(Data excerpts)
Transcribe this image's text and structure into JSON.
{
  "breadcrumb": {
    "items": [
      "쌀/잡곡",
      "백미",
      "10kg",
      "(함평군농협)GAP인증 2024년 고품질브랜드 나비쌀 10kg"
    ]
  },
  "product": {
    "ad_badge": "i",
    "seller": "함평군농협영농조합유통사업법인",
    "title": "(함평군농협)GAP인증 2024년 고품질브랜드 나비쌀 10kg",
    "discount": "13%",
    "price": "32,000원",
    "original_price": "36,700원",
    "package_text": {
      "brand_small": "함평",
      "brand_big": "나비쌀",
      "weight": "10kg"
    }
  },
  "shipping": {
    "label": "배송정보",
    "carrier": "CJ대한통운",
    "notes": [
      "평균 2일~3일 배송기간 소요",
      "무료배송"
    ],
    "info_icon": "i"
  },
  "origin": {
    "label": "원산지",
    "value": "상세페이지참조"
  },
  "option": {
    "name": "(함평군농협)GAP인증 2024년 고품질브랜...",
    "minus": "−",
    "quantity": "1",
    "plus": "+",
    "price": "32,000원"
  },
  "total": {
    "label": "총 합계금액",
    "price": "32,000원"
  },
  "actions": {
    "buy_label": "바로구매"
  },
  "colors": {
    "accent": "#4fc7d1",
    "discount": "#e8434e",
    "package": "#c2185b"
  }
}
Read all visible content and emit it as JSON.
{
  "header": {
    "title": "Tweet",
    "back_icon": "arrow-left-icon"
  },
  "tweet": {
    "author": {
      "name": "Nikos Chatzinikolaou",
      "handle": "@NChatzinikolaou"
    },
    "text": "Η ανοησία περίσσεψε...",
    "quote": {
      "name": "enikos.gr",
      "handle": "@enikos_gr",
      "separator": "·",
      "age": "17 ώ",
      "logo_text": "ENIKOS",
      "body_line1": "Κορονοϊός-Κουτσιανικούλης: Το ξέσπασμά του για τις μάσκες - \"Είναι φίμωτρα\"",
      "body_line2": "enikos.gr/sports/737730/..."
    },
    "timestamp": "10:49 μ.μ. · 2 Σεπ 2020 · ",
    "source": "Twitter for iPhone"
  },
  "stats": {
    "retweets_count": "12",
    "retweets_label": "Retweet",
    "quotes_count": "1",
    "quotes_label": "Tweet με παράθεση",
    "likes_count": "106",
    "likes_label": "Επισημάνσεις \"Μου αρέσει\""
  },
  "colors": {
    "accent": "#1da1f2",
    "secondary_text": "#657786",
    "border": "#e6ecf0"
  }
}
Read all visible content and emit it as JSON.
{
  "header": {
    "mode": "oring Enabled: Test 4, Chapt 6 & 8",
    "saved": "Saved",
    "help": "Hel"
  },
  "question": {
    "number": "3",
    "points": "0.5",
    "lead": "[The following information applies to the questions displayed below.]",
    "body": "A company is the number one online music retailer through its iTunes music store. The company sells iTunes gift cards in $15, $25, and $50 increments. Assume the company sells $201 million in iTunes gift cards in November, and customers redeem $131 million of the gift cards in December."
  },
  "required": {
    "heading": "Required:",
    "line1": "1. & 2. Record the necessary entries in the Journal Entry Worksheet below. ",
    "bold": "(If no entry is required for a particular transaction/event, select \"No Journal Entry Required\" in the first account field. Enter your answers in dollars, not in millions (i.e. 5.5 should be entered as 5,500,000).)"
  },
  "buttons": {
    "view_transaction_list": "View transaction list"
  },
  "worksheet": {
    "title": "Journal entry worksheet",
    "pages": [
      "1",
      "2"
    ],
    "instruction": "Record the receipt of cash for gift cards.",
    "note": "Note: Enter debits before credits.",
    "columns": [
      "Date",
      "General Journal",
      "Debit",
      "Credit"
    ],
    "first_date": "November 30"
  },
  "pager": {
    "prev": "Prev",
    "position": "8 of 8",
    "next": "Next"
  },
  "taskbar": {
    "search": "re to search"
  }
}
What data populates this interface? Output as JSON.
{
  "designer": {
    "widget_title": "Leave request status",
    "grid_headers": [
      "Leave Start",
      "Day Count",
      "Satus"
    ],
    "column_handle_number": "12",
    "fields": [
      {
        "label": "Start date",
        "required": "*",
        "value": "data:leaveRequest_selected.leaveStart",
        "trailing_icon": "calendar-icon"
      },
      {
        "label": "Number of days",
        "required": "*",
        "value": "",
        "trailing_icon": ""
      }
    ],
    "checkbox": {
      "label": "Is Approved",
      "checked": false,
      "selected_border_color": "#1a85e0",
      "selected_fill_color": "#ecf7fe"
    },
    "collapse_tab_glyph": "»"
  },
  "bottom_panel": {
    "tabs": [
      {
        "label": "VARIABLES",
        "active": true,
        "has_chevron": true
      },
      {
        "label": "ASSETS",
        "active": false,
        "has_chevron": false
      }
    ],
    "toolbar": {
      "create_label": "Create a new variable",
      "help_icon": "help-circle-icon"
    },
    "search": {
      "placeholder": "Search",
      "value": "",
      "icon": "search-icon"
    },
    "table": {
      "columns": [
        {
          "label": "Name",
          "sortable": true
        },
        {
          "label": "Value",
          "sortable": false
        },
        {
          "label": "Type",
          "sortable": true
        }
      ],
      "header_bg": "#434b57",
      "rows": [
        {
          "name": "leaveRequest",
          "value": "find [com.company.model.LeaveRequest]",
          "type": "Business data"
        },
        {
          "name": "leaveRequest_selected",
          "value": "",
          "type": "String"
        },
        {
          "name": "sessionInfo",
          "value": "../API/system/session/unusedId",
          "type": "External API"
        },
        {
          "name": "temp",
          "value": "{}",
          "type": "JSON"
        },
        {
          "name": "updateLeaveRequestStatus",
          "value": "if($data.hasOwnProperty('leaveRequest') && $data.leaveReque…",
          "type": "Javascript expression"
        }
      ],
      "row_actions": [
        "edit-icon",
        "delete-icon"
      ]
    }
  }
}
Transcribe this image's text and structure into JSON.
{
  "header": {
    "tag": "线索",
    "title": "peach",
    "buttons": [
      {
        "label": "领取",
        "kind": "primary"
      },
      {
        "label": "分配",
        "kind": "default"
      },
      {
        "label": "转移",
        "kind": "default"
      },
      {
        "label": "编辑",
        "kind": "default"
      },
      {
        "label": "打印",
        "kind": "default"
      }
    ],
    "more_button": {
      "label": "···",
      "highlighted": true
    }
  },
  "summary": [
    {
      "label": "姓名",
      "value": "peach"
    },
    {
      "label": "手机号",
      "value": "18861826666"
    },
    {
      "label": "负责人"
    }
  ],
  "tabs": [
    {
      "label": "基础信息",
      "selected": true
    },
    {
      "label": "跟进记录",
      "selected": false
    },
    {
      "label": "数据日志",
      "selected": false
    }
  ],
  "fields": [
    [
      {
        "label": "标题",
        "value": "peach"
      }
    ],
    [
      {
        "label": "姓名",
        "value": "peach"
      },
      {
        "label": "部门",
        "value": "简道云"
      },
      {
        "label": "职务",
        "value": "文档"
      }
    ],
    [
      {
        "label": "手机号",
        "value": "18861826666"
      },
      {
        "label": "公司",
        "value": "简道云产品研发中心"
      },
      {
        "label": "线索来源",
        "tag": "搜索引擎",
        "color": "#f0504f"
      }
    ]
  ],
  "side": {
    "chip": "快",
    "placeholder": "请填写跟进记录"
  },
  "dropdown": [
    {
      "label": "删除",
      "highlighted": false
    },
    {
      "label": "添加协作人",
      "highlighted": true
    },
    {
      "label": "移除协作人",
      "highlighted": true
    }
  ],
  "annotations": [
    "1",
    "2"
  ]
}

§ WRITTEN TASK
Repeat the records above exactly.

§ OUTPUT FOR THIS EXERCISE
Transcribe this image's text and structure into JSON.
{
  "breadcrumb": {
    "items": [
      "쌀/잡곡",
      "백미",
      "10kg",
      "(함평군농협)GAP인증 2024년 고품질브랜드 나비쌀 10kg"
    ]
  },
  "product": {
    "ad_badge": "i",
    "seller": "함평군농협영농조합유통사업법인",
    "title": "(함평군농협)GAP인증 2024년 고품질브랜드 나비쌀 10kg",
    "discount": "13%",
    "price": "32,000원",
    "original_price": "36,700원",
    "package_text": {
      "brand_small": "함평",
      "brand_big": "나비쌀",
      "weight": "10kg"
    }
  },
  "shipping": {
    "label": "배송정보",
    "carrier": "CJ대한통운",
    "notes": [
      "평균 2일~3일 배송기간 소요",
      "무료배송"
    ],
    "info_icon": "i"
  },
  "origin": {
    "label": "원산지",
    "value": "상세페이지참조"
  },
  "option": {
    "name": "(함평군농협)GAP인증 2024년 고품질브랜...",
    "minus": "−",
    "quantity": "1",
    "plus": "+",
    "price": "32,000원"
  },
  "total": {
    "label": "총 합계금액",
    "price": "32,000원"
  },
  "actions": {
    "buy_label": "바로구매"
  },
  "colors": {
    "accent": "#4fc7d1",
    "discount": "#e8434e",
    "package": "#c2185b"
  }
}
Read all visible content and emit it as JSON.
{
  "header": {
    "title": "Tweet",
    "back_icon": "arrow-left-icon"
  },
  "tweet": {
    "author": {
      "name": "Nikos Chatzinikolaou",
      "handle": "@NChatzinikolaou"
    },
    "text": "Η ανοησία περίσσεψε...",
    "quote": {
      "name": "enikos.gr",
      "handle": "@enikos_gr",
      "separator": "·",
      "age": "17 ώ",
      "logo_text": "ENIKOS",
      "body_line1": "Κορονοϊός-Κουτσιανικούλης: Το ξέσπασμά του για τις μάσκες - \"Είναι φίμωτρα\"",
      "body_line2": "enikos.gr/sports/737730/..."
    },
    "timestamp": "10:49 μ.μ. · 2 Σεπ 2020 · ",
    "source": "Twitter for iPhone"
  },
  "stats": {
    "retweets_count": "12",
    "retweets_label": "Retweet",
    "quotes_count": "1",
    "quotes_label": "Tweet με παράθεση",
    "likes_count": "106",
    "likes_label": "Επισημάνσεις \"Μου αρέσει\""
  },
  "colors": {
    "accent": "#1da1f2",
    "secondary_text": "#657786",
    "border": "#e6ecf0"
  }
}
Read all visible content and emit it as JSON.
{
  "header": {
    "mode": "oring Enabled: Test 4, Chapt 6 & 8",
    "saved": "Saved",
    "help": "Hel"
  },
  "question": {
    "number": "3",
    "points": "0.5",
    "lead": "[The following information applies to the questions displayed below.]",
    "body": "A company is the number one online music retailer through its iTunes music store. The company sells iTunes gift cards in $15, $25, and $50 increments. Assume the company sells $201 million in iTunes gift cards in November, and customers redeem $131 million of the gift cards in December."
  },
  "required": {
    "heading": "Required:",
    "line1": "1. & 2. Record the necessary entries in the Journal Entry Worksheet below. ",
    "bold": "(If no entry is required for a particular transaction/event, select \"No Journal Entry Required\" in the first account field. Enter your answers in dollars, not in millions (i.e. 5.5 should be entered as 5,500,000).)"
  },
  "buttons": {
    "view_transaction_list": "View transaction list"
  },
  "worksheet": {
    "title": "Journal entry worksheet",
    "pages": [
      "1",
      "2"
    ],
    "instruction": "Record the receipt of cash for gift cards.",
    "note": "Note: Enter debits before credits.",
    "columns": [
      "Date",
      "General Journal",
      "Debit",
      "Credit"
    ],
    "first_date": "November 30"
  },
  "pager": {
    "prev": "Prev",
    "position": "8 of 8",
    "next": "Next"
  },
  "taskbar": {
    "search": "re to search"
  }
}
What data populates this interface? Output as JSON.
{
  "designer": {
    "widget_title": "Leave request status",
    "grid_headers": [
      "Leave Start",
      "Day Count",
      "Satus"
    ],
    "column_handle_number": "12",
    "fields": [
      {
        "label": "Start date",
        "required": "*",
        "value": "data:leaveRequest_selected.leaveStart",
        "trailing_icon": "calendar-icon"
      },
      {
        "label": "Number of days",
        "required": "*",
        "value": "",
        "trailing_icon": ""
      }
    ],
    "checkbox": {
      "label": "Is Approved",
      "checked": false,
      "selected_border_color": "#1a85e0",
      "selected_fill_color": "#ecf7fe"
    },
    "collapse_tab_glyph": "»"
  },
  "bottom_panel": {
    "tabs": [
      {
        "label": "VARIABLES",
        "active": true,
        "has_chevron": true
      },
      {
        "label": "ASSETS",
        "active": false,
        "has_chevron": false
      }
    ],
    "toolbar": {
      "create_label": "Create a new variable",
      "help_icon": "help-circle-icon"
    },
    "search": {
      "placeholder": "Search",
      "value": "",
      "icon": "search-icon"
    },
    "table": {
      "columns": [
        {
          "label": "Name",
          "sortable": true
        },
        {
          "label": "Value",
          "sortable": false
        },
        {
          "label": "Type",
          "sortable": true
        }
      ],
      "header_bg": "#434b57",
      "rows": [
        {
          "name": "leaveRequest",
          "value": "find [com.company.model.LeaveRequest]",
          "type": "Business data"
        },
        {
          "name": "leaveRequest_selected",
          "value": "",
          "type": "String"
        },
        {
          "name": "sessionInfo",
          "value": "../API/system/session/unusedId",
          "type": "External API"
        },
        {
          "name": "temp",
          "value": "{}",
          "type": "JSON"
        },
        {
          "name": "updateLeaveRequestStatus",
          "value": "if($data.hasOwnProperty('leaveRequest') && $data.leaveReque…",
          "type": "Javascript expression"
        }
      ],
      "row_actions": [
        "edit-icon",
        "delete-icon"
      ]
    }
  }
}
Transcribe this image's text and structure into JSON.
{
  "header": {
    "tag": "线索",
    "title": "peach",
    "buttons": [
      {
        "label": "领取",
        "kind": "primary"
      },
      {
        "label": "分配",
        "kind": "default"
      },
      {
        "label": "转移",
        "kind": "default"
      },
      {
        "label": "编辑",
        "kind": "default"
      },
      {
        "label": "打印",
        "kind": "default"
      }
    ],
    "more_button": {
      "label": "···",
      "highlighted": true
    }
  },
  "summary": [
    {
      "label": "姓名",
      "value": "peach"
    },
    {
      "label": "手机号",
      "value": "18861826666"
    },
    {
      "label": "负责人"
    }
  ],
  "tabs": [
    {
      "label": "基础信息",
      "selected": true
    },
    {
      "label": "跟进记录",
      "selected": false
    },
    {
      "label": "数据日志",
      "selected": false
    }
  ],
  "fields": [
    [
      {
        "label": "标题",
        "value": "peach"
      }
    ],
    [
      {
        "label": "姓名",
        "value": "peach"
      },
      {
        "label": "部门",
        "value": "简道云"
      },
      {
        "label": "职务",
        "value": "文档"
      }
    ],
    [
      {
        "label": "手机号",
        "value": "18861826666"
      },
      {
        "label": "公司",
        "value": "简道云产品研发中心"
      },
      {
        "label": "线索来源",
        "tag": "搜索引擎",
        "color": "#f0504f"
      }
    ]
  ],
  "side": {
    "chip": "快",
    "placeholder": "请填写跟进记录"
  },
  "dropdown": [
    {
      "label": "删除",
      "highlighted": false
    },
    {
      "label": "添加协作人",
      "highlighted": true
    },
    {
      "label": "移除协作人",
      "highlighted": true
    }
  ],
  "annotations": [
    "1",
    "2"
  ]
}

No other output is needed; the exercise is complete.